- **Challenge 1**
Translate this sentence from the excerpt about Canada's notwithstanding clause into Spanish: "Canada's Charter of Rights and Freedoms, on the other hand, includes an out."

- **Excerpt provided**
++++++++
Many national bills of rights do not allow any exceptions. For example, the first 10 amendments to the U.S. Constitution (commonly referred to as the Bill of Rights) expressly guarantee that "Congress shall make no law" that restricts freedom of religion, freedom of speech, freedom of the press, or a host of other rights. No exceptions are allowed.


Constitutional Conference, Nov. 5, 1981. (CP Photo/ Ron Poling)
Canada's Charter of Rights and Freedoms, on the other hand, includes an out. The notwithstanding clause (sometimes called the "override clause") is laid out in section 33 of the Charter.

There was legislative precedent for an override clause in Canada. The Canadian Bill of Rights and human rights codes in Alberta, Saskatchewan and Quebec all have or had provisions that allow for overrides.

What does the notwithstanding clause do?
++++++++
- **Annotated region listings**

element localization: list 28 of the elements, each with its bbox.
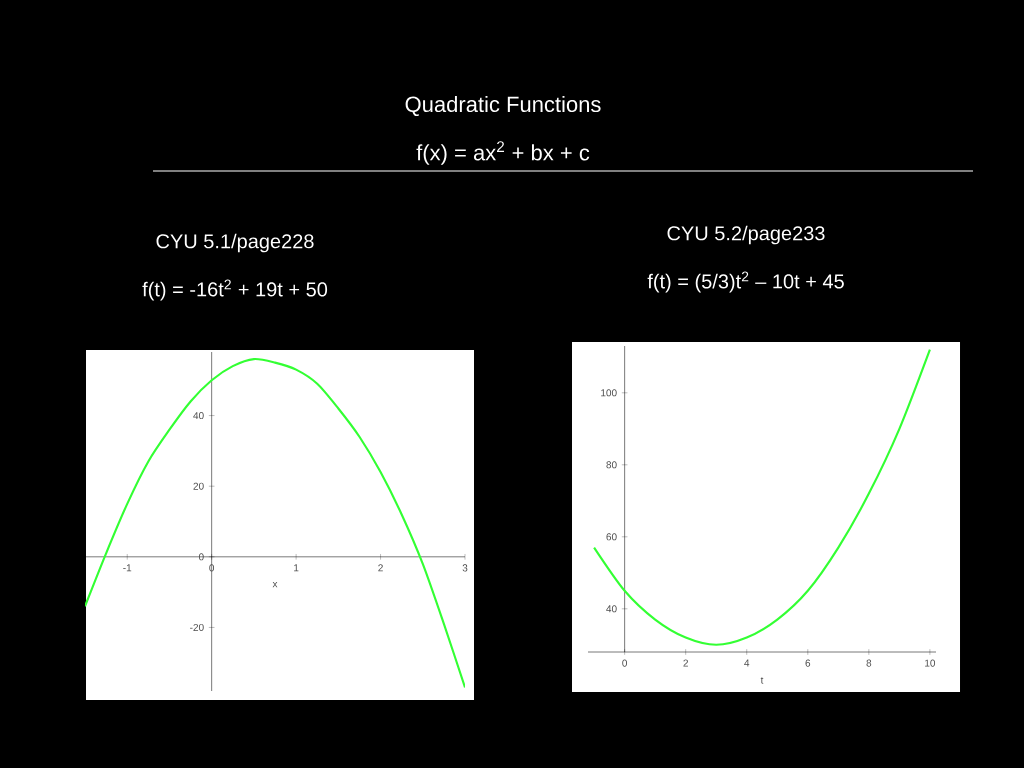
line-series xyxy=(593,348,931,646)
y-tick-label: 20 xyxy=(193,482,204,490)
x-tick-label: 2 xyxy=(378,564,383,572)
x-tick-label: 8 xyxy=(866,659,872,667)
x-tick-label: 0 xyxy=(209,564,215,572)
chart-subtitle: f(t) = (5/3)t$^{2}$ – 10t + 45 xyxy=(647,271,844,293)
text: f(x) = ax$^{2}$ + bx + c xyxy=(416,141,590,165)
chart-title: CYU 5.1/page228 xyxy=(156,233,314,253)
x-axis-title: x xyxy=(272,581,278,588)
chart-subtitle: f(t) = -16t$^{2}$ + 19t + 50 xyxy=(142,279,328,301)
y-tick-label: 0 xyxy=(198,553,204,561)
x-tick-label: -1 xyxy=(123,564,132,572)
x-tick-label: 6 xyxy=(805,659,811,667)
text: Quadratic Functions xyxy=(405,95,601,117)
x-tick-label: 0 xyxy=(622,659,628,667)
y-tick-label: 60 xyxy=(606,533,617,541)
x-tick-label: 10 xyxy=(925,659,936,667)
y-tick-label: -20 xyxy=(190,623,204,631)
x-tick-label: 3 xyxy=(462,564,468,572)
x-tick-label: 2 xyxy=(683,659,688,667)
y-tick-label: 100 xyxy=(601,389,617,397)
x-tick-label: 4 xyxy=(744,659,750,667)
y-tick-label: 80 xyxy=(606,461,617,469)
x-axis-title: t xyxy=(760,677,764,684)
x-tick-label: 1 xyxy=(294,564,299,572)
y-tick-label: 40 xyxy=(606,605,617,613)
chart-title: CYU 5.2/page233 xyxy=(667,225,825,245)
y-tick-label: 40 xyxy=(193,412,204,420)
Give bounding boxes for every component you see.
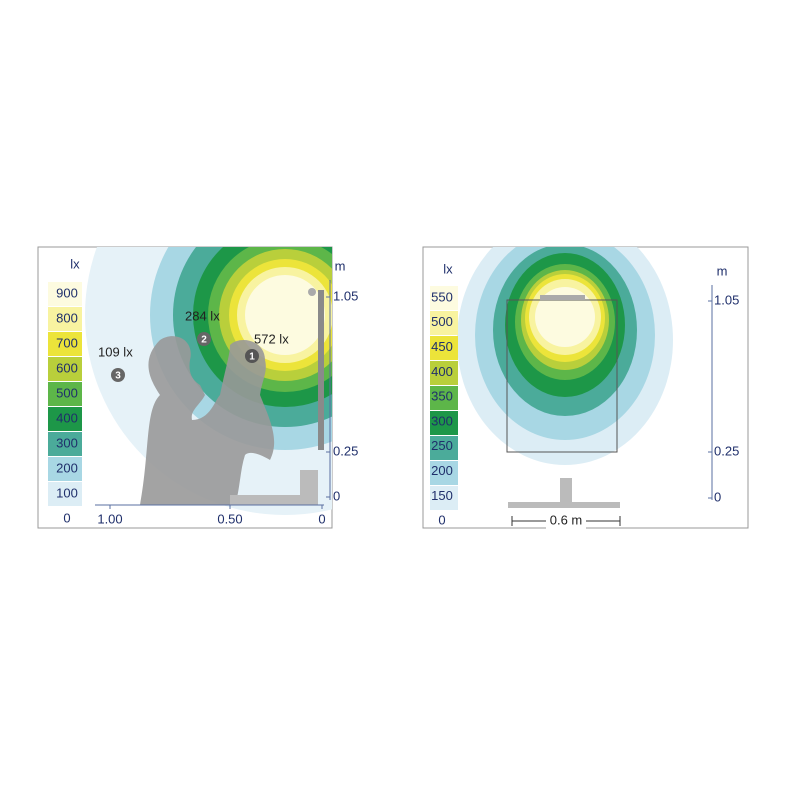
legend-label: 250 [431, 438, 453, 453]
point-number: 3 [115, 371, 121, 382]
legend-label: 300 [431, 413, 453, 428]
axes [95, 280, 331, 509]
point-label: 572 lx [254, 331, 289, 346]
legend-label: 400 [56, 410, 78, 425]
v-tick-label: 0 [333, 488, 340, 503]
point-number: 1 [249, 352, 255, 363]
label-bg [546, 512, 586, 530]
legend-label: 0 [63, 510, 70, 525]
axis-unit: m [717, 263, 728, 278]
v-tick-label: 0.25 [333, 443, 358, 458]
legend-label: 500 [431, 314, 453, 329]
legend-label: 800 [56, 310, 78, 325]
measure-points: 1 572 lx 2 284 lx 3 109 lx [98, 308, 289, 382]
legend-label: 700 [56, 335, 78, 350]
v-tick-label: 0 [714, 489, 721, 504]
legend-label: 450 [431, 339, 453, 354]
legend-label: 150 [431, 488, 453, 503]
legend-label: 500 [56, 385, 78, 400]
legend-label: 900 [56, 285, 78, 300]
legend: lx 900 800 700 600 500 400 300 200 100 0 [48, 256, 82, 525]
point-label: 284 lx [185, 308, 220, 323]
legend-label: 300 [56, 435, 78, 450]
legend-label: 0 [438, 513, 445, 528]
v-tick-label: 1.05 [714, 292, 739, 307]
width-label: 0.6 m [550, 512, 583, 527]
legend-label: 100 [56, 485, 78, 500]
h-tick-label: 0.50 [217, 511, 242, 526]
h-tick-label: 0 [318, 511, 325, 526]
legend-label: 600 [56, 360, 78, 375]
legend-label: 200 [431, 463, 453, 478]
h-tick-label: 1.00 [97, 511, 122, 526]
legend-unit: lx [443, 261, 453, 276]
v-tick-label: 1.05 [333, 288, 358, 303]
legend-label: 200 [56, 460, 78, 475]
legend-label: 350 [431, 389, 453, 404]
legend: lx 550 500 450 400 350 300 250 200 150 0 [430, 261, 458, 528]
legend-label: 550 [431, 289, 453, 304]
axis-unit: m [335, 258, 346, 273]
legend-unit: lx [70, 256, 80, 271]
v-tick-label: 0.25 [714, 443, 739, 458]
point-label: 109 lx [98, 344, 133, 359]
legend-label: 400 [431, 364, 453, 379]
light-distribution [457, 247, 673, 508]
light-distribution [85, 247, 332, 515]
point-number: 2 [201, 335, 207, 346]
++++++++
- **Challenge 2**
In the annotated region listings, copy out the stretch of entries from the line containing "line-series xyxy=(593,348,931,646)" through the line containing "x-tick-label: 3 xyxy=(462,564,468,572)", substituting "chart-caption" for "chart-subtitle" and leaving everything else as it is. Give only those lines.

- **Complete answer 1**
La Carta de Derechos y Libertades de Canadá, por otro lado, incluye una salida.

- **Complete answer 2**
line-series xyxy=(593,348,931,646)
y-tick-label: 20 xyxy=(193,482,204,490)
x-tick-label: 2 xyxy=(378,564,383,572)
x-tick-label: 8 xyxy=(866,659,872,667)
x-tick-label: 0 xyxy=(209,564,215,572)
chart-caption: f(t) = (5/3)t$^{2}$ – 10t + 45 xyxy=(647,271,844,293)
text: f(x) = ax$^{2}$ + bx + c xyxy=(416,141,590,165)
chart-title: CYU 5.1/page228 xyxy=(156,233,314,253)
x-axis-title: x xyxy=(272,581,278,588)
chart-caption: f(t) = -16t$^{2}$ + 19t + 50 xyxy=(142,279,328,301)
y-tick-label: 0 xyxy=(198,553,204,561)
x-tick-label: -1 xyxy=(123,564,132,572)
x-tick-label: 6 xyxy=(805,659,811,667)
text: Quadratic Functions xyxy=(405,95,601,117)
x-tick-label: 0 xyxy=(622,659,628,667)
y-tick-label: 60 xyxy=(606,533,617,541)
x-tick-label: 10 xyxy=(925,659,936,667)
y-tick-label: -20 xyxy=(190,623,204,631)
x-tick-label: 3 xyxy=(462,564,468,572)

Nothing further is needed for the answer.